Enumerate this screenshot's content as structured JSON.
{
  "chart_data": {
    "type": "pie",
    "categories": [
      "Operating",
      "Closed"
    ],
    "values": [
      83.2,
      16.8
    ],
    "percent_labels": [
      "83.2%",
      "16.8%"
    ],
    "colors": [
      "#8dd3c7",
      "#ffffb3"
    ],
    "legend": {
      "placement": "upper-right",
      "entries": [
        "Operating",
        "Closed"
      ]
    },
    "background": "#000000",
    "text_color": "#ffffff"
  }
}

◆ ◆ ◆ ◆ ◆

- _Instructions for the task_:
Exactly as written, please output every entry.

- _Complete output_:
Enumerate this screenshot's content as structured JSON.
{
  "chart_data": {
    "type": "pie",
    "categories": [
      "Operating",
      "Closed"
    ],
    "values": [
      83.2,
      16.8
    ],
    "percent_labels": [
      "83.2%",
      "16.8%"
    ],
    "colors": [
      "#8dd3c7",
      "#ffffb3"
    ],
    "legend": {
      "placement": "upper-right",
      "entries": [
        "Operating",
        "Closed"
      ]
    },
    "background": "#000000",
    "text_color": "#ffffff"
  }
}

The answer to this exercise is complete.